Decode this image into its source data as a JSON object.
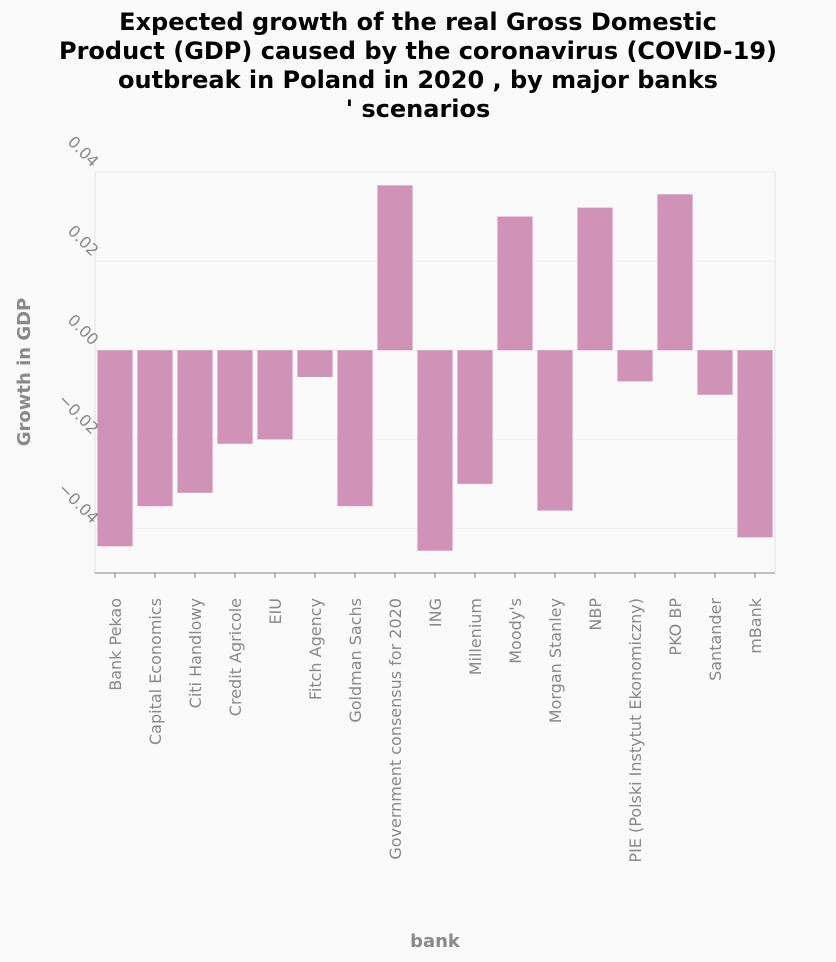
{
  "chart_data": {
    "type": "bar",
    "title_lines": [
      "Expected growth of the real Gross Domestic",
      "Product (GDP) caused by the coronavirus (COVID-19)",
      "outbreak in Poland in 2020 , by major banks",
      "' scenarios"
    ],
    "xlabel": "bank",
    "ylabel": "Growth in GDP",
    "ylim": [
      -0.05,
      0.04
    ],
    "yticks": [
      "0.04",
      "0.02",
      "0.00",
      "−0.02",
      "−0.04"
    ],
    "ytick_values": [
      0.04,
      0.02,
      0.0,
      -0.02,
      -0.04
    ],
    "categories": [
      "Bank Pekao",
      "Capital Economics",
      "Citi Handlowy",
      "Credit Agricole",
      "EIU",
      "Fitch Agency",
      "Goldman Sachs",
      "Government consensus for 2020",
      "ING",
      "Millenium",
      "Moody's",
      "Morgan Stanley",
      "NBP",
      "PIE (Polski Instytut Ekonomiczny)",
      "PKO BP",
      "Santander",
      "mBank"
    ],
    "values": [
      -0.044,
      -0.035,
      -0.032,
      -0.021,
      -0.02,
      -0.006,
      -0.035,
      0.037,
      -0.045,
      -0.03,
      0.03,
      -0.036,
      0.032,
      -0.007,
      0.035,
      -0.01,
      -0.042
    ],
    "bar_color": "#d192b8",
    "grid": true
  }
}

» What the exercise asks: Without including any picture, output all the material exactly as it appears.

» Solution for this exercise:
Decode this image into its source data as a JSON object.
{
  "chart_data": {
    "type": "bar",
    "title_lines": [
      "Expected growth of the real Gross Domestic",
      "Product (GDP) caused by the coronavirus (COVID-19)",
      "outbreak in Poland in 2020 , by major banks",
      "' scenarios"
    ],
    "xlabel": "bank",
    "ylabel": "Growth in GDP",
    "ylim": [
      -0.05,
      0.04
    ],
    "yticks": [
      "0.04",
      "0.02",
      "0.00",
      "−0.02",
      "−0.04"
    ],
    "ytick_values": [
      0.04,
      0.02,
      0.0,
      -0.02,
      -0.04
    ],
    "categories": [
      "Bank Pekao",
      "Capital Economics",
      "Citi Handlowy",
      "Credit Agricole",
      "EIU",
      "Fitch Agency",
      "Goldman Sachs",
      "Government consensus for 2020",
      "ING",
      "Millenium",
      "Moody's",
      "Morgan Stanley",
      "NBP",
      "PIE (Polski Instytut Ekonomiczny)",
      "PKO BP",
      "Santander",
      "mBank"
    ],
    "values": [
      -0.044,
      -0.035,
      -0.032,
      -0.021,
      -0.02,
      -0.006,
      -0.035,
      0.037,
      -0.045,
      -0.03,
      0.03,
      -0.036,
      0.032,
      -0.007,
      0.035,
      -0.01,
      -0.042
    ],
    "bar_color": "#d192b8",
    "grid": true
  }
}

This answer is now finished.